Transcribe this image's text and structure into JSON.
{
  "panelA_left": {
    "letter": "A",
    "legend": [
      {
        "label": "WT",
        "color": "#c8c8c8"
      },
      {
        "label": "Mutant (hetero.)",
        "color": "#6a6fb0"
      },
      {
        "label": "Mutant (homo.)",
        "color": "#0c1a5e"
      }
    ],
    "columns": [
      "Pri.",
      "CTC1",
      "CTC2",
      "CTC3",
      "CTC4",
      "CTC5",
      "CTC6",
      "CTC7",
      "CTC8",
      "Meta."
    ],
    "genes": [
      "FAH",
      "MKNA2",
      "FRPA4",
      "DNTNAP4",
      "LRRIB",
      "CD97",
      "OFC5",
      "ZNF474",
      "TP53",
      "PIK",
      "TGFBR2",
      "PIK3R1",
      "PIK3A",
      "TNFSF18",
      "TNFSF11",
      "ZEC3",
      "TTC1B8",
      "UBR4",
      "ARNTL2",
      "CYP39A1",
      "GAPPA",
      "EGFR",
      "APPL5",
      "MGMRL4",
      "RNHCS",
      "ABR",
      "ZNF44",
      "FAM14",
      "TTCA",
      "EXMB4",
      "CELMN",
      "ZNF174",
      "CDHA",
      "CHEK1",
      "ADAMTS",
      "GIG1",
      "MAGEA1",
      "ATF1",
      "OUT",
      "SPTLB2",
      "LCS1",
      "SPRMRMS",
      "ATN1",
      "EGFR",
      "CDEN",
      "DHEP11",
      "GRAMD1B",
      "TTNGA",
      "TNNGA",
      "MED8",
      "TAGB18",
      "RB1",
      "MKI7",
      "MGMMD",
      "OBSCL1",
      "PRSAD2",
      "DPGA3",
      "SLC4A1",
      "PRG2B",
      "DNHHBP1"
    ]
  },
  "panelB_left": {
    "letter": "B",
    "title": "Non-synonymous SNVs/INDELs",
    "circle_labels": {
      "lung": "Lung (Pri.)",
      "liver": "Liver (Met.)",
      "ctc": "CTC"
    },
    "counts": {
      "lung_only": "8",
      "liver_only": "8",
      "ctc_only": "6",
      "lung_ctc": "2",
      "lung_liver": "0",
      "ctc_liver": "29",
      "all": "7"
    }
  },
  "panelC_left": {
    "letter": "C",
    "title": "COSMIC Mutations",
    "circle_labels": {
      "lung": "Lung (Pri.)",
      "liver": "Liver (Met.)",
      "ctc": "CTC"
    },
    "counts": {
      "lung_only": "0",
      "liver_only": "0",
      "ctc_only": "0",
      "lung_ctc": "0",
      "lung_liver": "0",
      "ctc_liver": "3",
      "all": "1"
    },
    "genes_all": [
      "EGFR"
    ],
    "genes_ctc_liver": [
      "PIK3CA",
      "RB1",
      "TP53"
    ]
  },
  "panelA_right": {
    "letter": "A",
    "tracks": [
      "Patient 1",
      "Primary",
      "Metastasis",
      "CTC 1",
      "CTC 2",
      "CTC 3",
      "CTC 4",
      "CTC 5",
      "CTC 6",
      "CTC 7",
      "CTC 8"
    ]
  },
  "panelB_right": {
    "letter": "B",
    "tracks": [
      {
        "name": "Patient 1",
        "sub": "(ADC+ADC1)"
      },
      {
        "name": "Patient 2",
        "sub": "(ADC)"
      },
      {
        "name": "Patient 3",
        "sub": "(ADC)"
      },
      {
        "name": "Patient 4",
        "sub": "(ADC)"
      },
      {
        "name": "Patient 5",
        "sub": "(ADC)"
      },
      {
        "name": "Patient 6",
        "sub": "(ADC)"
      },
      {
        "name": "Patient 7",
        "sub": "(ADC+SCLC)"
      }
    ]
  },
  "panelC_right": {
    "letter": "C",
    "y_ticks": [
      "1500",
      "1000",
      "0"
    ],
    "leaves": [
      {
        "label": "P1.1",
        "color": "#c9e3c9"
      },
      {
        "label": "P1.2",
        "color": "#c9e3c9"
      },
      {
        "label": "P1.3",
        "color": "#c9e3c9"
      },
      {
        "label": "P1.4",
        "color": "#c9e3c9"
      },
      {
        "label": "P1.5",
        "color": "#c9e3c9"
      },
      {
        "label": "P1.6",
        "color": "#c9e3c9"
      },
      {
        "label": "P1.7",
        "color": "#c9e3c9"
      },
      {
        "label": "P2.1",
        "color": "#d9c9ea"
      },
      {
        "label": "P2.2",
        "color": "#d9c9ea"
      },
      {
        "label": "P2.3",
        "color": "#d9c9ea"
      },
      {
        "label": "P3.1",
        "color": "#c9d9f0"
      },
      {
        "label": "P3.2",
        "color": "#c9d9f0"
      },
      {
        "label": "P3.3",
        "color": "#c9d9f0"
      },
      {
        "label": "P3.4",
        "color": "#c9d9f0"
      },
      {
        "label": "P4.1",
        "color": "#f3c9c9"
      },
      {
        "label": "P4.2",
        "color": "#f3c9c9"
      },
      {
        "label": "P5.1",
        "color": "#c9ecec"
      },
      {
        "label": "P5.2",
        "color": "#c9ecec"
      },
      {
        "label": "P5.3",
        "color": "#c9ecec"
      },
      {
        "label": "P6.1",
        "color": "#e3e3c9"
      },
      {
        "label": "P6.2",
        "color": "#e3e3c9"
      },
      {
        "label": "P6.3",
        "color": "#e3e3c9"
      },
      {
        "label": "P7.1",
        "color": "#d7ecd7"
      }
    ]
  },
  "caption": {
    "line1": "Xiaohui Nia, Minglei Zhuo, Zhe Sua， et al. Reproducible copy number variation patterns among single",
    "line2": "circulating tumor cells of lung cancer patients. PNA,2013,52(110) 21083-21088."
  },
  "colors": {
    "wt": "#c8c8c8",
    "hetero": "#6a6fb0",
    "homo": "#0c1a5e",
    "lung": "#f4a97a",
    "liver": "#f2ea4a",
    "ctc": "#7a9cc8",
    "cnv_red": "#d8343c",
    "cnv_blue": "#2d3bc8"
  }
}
+---+
Copy each line of the data exactly, leaving nothing out.

Transcribe this image's text and structure into JSON.
{
  "panelA_left": {
    "letter": "A",
    "legend": [
      {
        "label": "WT",
        "color": "#c8c8c8"
      },
      {
        "label": "Mutant (hetero.)",
        "color": "#6a6fb0"
      },
      {
        "label": "Mutant (homo.)",
        "color": "#0c1a5e"
      }
    ],
    "columns": [
      "Pri.",
      "CTC1",
      "CTC2",
      "CTC3",
      "CTC4",
      "CTC5",
      "CTC6",
      "CTC7",
      "CTC8",
      "Meta."
    ],
    "genes": [
      "FAH",
      "MKNA2",
      "FRPA4",
      "DNTNAP4",
      "LRRIB",
      "CD97",
      "OFC5",
      "ZNF474",
      "TP53",
      "PIK",
      "TGFBR2",
      "PIK3R1",
      "PIK3A",
      "TNFSF18",
      "TNFSF11",
      "ZEC3",
      "TTC1B8",
      "UBR4",
      "ARNTL2",
      "CYP39A1",
      "GAPPA",
      "EGFR",
      "APPL5",
      "MGMRL4",
      "RNHCS",
      "ABR",
      "ZNF44",
      "FAM14",
      "TTCA",
      "EXMB4",
      "CELMN",
      "ZNF174",
      "CDHA",
      "CHEK1",
      "ADAMTS",
      "GIG1",
      "MAGEA1",
      "ATF1",
      "OUT",
      "SPTLB2",
      "LCS1",
      "SPRMRMS",
      "ATN1",
      "EGFR",
      "CDEN",
      "DHEP11",
      "GRAMD1B",
      "TTNGA",
      "TNNGA",
      "MED8",
      "TAGB18",
      "RB1",
      "MKI7",
      "MGMMD",
      "OBSCL1",
      "PRSAD2",
      "DPGA3",
      "SLC4A1",
      "PRG2B",
      "DNHHBP1"
    ]
  },
  "panelB_left": {
    "letter": "B",
    "title": "Non-synonymous SNVs/INDELs",
    "circle_labels": {
      "lung": "Lung (Pri.)",
      "liver": "Liver (Met.)",
      "ctc": "CTC"
    },
    "counts": {
      "lung_only": "8",
      "liver_only": "8",
      "ctc_only": "6",
      "lung_ctc": "2",
      "lung_liver": "0",
      "ctc_liver": "29",
      "all": "7"
    }
  },
  "panelC_left": {
    "letter": "C",
    "title": "COSMIC Mutations",
    "circle_labels": {
      "lung": "Lung (Pri.)",
      "liver": "Liver (Met.)",
      "ctc": "CTC"
    },
    "counts": {
      "lung_only": "0",
      "liver_only": "0",
      "ctc_only": "0",
      "lung_ctc": "0",
      "lung_liver": "0",
      "ctc_liver": "3",
      "all": "1"
    },
    "genes_all": [
      "EGFR"
    ],
    "genes_ctc_liver": [
      "PIK3CA",
      "RB1",
      "TP53"
    ]
  },
  "panelA_right": {
    "letter": "A",
    "tracks": [
      "Patient 1",
      "Primary",
      "Metastasis",
      "CTC 1",
      "CTC 2",
      "CTC 3",
      "CTC 4",
      "CTC 5",
      "CTC 6",
      "CTC 7",
      "CTC 8"
    ]
  },
  "panelB_right": {
    "letter": "B",
    "tracks": [
      {
        "name": "Patient 1",
        "sub": "(ADC+ADC1)"
      },
      {
        "name": "Patient 2",
        "sub": "(ADC)"
      },
      {
        "name": "Patient 3",
        "sub": "(ADC)"
      },
      {
        "name": "Patient 4",
        "sub": "(ADC)"
      },
      {
        "name": "Patient 5",
        "sub": "(ADC)"
      },
      {
        "name": "Patient 6",
        "sub": "(ADC)"
      },
      {
        "name": "Patient 7",
        "sub": "(ADC+SCLC)"
      }
    ]
  },
  "panelC_right": {
    "letter": "C",
    "y_ticks": [
      "1500",
      "1000",
      "0"
    ],
    "leaves": [
      {
        "label": "P1.1",
        "color": "#c9e3c9"
      },
      {
        "label": "P1.2",
        "color": "#c9e3c9"
      },
      {
        "label": "P1.3",
        "color": "#c9e3c9"
      },
      {
        "label": "P1.4",
        "color": "#c9e3c9"
      },
      {
        "label": "P1.5",
        "color": "#c9e3c9"
      },
      {
        "label": "P1.6",
        "color": "#c9e3c9"
      },
      {
        "label": "P1.7",
        "color": "#c9e3c9"
      },
      {
        "label": "P2.1",
        "color": "#d9c9ea"
      },
      {
        "label": "P2.2",
        "color": "#d9c9ea"
      },
      {
        "label": "P2.3",
        "color": "#d9c9ea"
      },
      {
        "label": "P3.1",
        "color": "#c9d9f0"
      },
      {
        "label": "P3.2",
        "color": "#c9d9f0"
      },
      {
        "label": "P3.3",
        "color": "#c9d9f0"
      },
      {
        "label": "P3.4",
        "color": "#c9d9f0"
      },
      {
        "label": "P4.1",
        "color": "#f3c9c9"
      },
      {
        "label": "P4.2",
        "color": "#f3c9c9"
      },
      {
        "label": "P5.1",
        "color": "#c9ecec"
      },
      {
        "label": "P5.2",
        "color": "#c9ecec"
      },
      {
        "label": "P5.3",
        "color": "#c9ecec"
      },
      {
        "label": "P6.1",
        "color": "#e3e3c9"
      },
      {
        "label": "P6.2",
        "color": "#e3e3c9"
      },
      {
        "label": "P6.3",
        "color": "#e3e3c9"
      },
      {
        "label": "P7.1",
        "color": "#d7ecd7"
      }
    ]
  },
  "caption": {
    "line1": "Xiaohui Nia, Minglei Zhuo, Zhe Sua， et al. Reproducible copy number variation patterns among single",
    "line2": "circulating tumor cells of lung cancer patients. PNA,2013,52(110) 21083-21088."
  },
  "colors": {
    "wt": "#c8c8c8",
    "hetero": "#6a6fb0",
    "homo": "#0c1a5e",
    "lung": "#f4a97a",
    "liver": "#f2ea4a",
    "ctc": "#7a9cc8",
    "cnv_red": "#d8343c",
    "cnv_blue": "#2d3bc8"
  }
}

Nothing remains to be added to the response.